[Figure content listings]

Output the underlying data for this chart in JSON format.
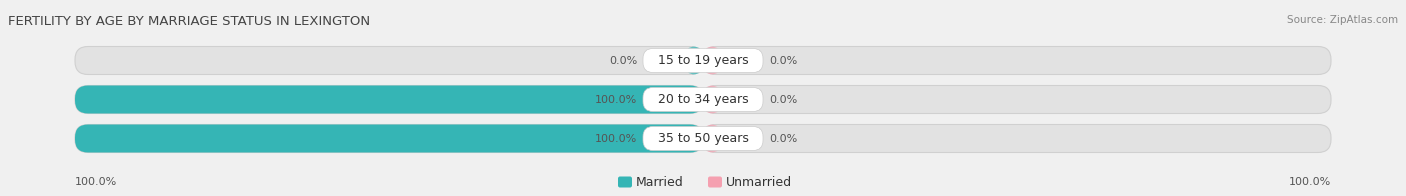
{
  "title": "FERTILITY BY AGE BY MARRIAGE STATUS IN LEXINGTON",
  "source": "Source: ZipAtlas.com",
  "categories": [
    "15 to 19 years",
    "20 to 34 years",
    "35 to 50 years"
  ],
  "married_values": [
    0.0,
    100.0,
    100.0
  ],
  "unmarried_values": [
    0.0,
    0.0,
    0.0
  ],
  "married_color": "#35b5b5",
  "unmarried_color": "#f5a0b0",
  "bar_bg_color": "#e2e2e2",
  "bar_border_color": "#cccccc",
  "x_left_label": "100.0%",
  "x_right_label": "100.0%",
  "title_fontsize": 9.5,
  "source_fontsize": 7.5,
  "label_fontsize": 8,
  "cat_label_fontsize": 9,
  "legend_fontsize": 9,
  "background_color": "#f0f0f0",
  "stub_size": 4.0,
  "white_label_bg": "#ffffff"
}
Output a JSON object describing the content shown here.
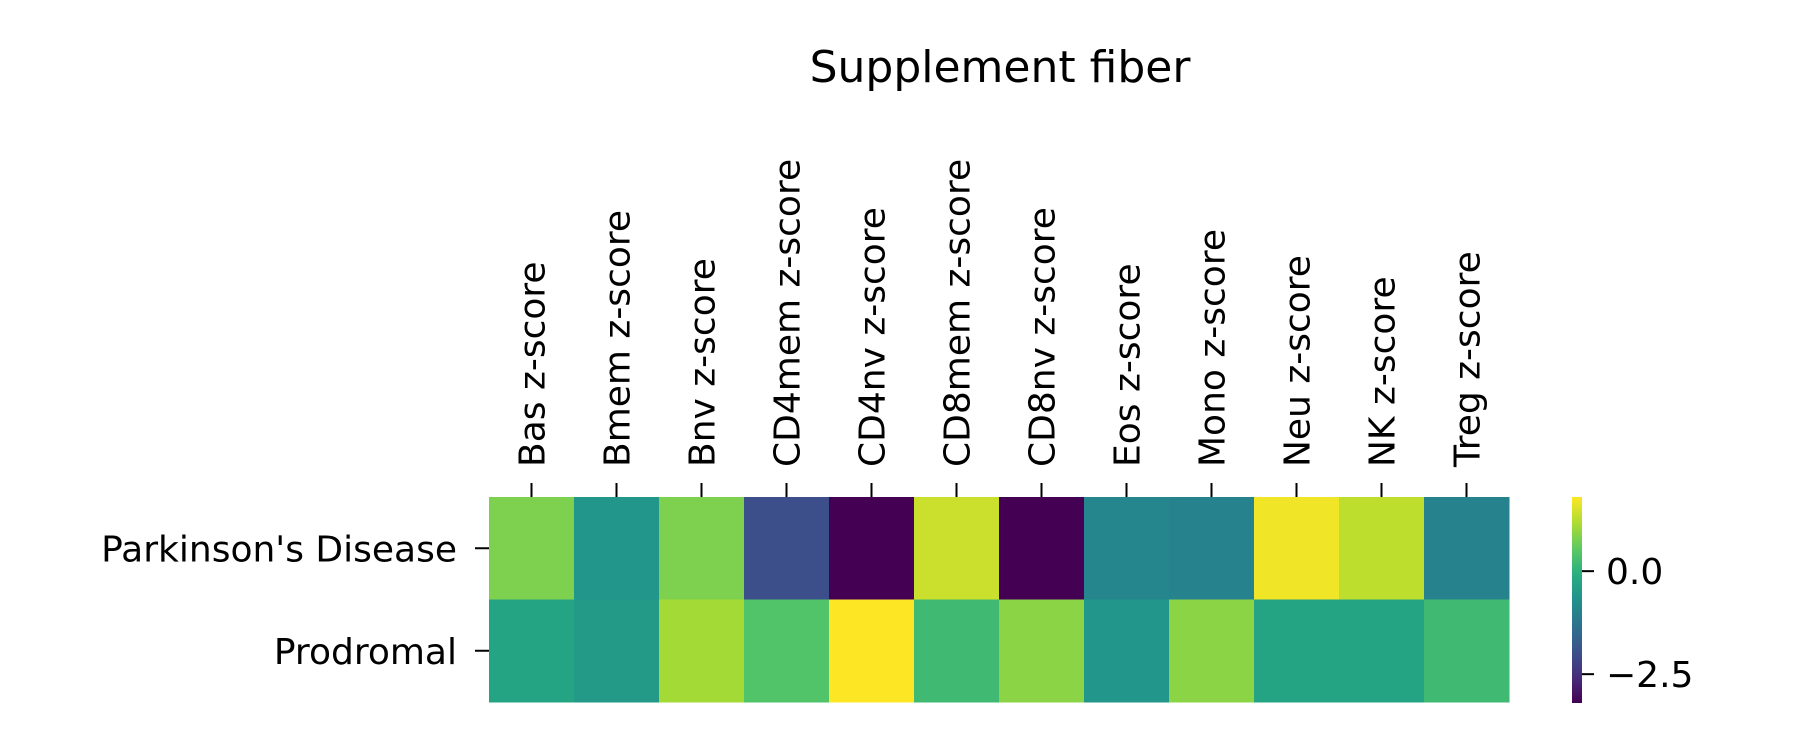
{
  "chart_data": {
    "type": "heatmap",
    "title": "Supplement fiber",
    "columns": [
      "Bas z-score",
      "Bmem z-score",
      "Bnv z-score",
      "CD4mem z-score",
      "CD4nv z-score",
      "CD8mem z-score",
      "CD8nv z-score",
      "Eos z-score",
      "Mono z-score",
      "Neu z-score",
      "NK z-score",
      "Treg z-score"
    ],
    "rows": [
      "Parkinson's Disease",
      "Prodromal"
    ],
    "values": [
      [
        0.8,
        -0.6,
        0.8,
        -2.0,
        -3.2,
        1.4,
        -3.2,
        -0.9,
        -1.0,
        1.7,
        1.3,
        -1.0
      ],
      [
        -0.3,
        -0.5,
        1.1,
        0.4,
        1.8,
        0.2,
        0.9,
        -0.6,
        0.9,
        -0.3,
        -0.3,
        0.2
      ]
    ],
    "colormap": "viridis",
    "vmin": -3.2,
    "vmax": 1.8,
    "colorbar_ticks": [
      0.0,
      -2.5
    ],
    "colorbar_tick_labels": [
      "0.0",
      "−2.5"
    ]
  }
}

Required work
Select from the material above each line in which the string "score" appears, and list those lines.

Task result
      "Bas z-score",
      "Bmem z-score",
      "Bnv z-score",
      "CD4mem z-score",
      "CD4nv z-score",
      "CD8mem z-score",
      "CD8nv z-score",
      "Eos z-score",
      "Mono z-score",
      "Neu z-score",
      "NK z-score",
      "Treg z-score"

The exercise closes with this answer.